*Your assignment*
For each record below, give an exact transcription.
━━━ Data for this task ━━━
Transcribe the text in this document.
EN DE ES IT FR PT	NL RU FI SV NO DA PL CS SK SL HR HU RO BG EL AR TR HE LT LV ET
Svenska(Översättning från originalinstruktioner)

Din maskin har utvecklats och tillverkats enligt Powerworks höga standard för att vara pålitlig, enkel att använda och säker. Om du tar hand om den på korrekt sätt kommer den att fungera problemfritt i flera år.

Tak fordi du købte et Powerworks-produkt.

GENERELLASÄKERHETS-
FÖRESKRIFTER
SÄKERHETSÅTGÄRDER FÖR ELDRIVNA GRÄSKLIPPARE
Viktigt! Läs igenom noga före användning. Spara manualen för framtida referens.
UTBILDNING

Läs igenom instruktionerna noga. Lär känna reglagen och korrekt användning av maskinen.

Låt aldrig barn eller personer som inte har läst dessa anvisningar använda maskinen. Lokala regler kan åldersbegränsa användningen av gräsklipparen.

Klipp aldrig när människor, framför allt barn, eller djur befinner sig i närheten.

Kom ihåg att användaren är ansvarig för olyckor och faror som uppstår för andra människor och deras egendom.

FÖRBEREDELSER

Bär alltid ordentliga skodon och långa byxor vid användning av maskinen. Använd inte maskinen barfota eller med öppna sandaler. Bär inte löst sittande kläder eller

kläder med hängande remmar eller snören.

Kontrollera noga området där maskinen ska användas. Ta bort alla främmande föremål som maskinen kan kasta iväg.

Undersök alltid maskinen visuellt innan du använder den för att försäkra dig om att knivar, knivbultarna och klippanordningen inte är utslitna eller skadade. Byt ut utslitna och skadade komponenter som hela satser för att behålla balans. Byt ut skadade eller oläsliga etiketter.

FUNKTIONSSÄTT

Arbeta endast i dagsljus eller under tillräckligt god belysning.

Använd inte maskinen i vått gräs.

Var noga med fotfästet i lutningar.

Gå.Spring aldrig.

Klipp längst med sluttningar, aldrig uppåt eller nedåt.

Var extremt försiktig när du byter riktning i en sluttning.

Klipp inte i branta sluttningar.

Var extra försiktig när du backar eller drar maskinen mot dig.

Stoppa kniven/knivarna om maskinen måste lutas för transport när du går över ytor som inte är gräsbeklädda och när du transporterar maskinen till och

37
━━━
*Written reply*
Transcribe the text in this document.
EN DE ES IT FR PT	NL RU FI SV NO DA PL CS SK SL HR HU RO BG EL AR TR HE LT LV ET
Svenska(Översättning från originalinstruktioner)

Din maskin har utvecklats och tillverkats enligt Powerworks höga standard för att vara pålitlig, enkel att använda och säker. Om du tar hand om den på korrekt sätt kommer den att fungera problemfritt i flera år.

Tak fordi du købte et Powerworks-produkt.

GENERELLASÄKERHETS-
FÖRESKRIFTER
SÄKERHETSÅTGÄRDER FÖR ELDRIVNA GRÄSKLIPPARE
Viktigt! Läs igenom noga före användning. Spara manualen för framtida referens.
UTBILDNING

Läs igenom instruktionerna noga. Lär känna reglagen och korrekt användning av maskinen.

Låt aldrig barn eller personer som inte har läst dessa anvisningar använda maskinen. Lokala regler kan åldersbegränsa användningen av gräsklipparen.

Klipp aldrig när människor, framför allt barn, eller djur befinner sig i närheten.

Kom ihåg att användaren är ansvarig för olyckor och faror som uppstår för andra människor och deras egendom.

FÖRBEREDELSER

Bär alltid ordentliga skodon och långa byxor vid användning av maskinen. Använd inte maskinen barfota eller med öppna sandaler. Bär inte löst sittande kläder eller

kläder med hängande remmar eller snören.

Kontrollera noga området där maskinen ska användas. Ta bort alla främmande föremål som maskinen kan kasta iväg.

Undersök alltid maskinen visuellt innan du använder den för att försäkra dig om att knivar, knivbultarna och klippanordningen inte är utslitna eller skadade. Byt ut utslitna och skadade komponenter som hela satser för att behålla balans. Byt ut skadade eller oläsliga etiketter.

FUNKTIONSSÄTT

Arbeta endast i dagsljus eller under tillräckligt god belysning.

Använd inte maskinen i vått gräs.

Var noga med fotfästet i lutningar.

Gå.Spring aldrig.

Klipp längst med sluttningar, aldrig uppåt eller nedåt.

Var extremt försiktig när du byter riktning i en sluttning.

Klipp inte i branta sluttningar.

Var extra försiktig när du backar eller drar maskinen mot dig.

Stoppa kniven/knivarna om maskinen måste lutas för transport när du går över ytor som inte är gräsbeklädda och när du transporterar maskinen till och

37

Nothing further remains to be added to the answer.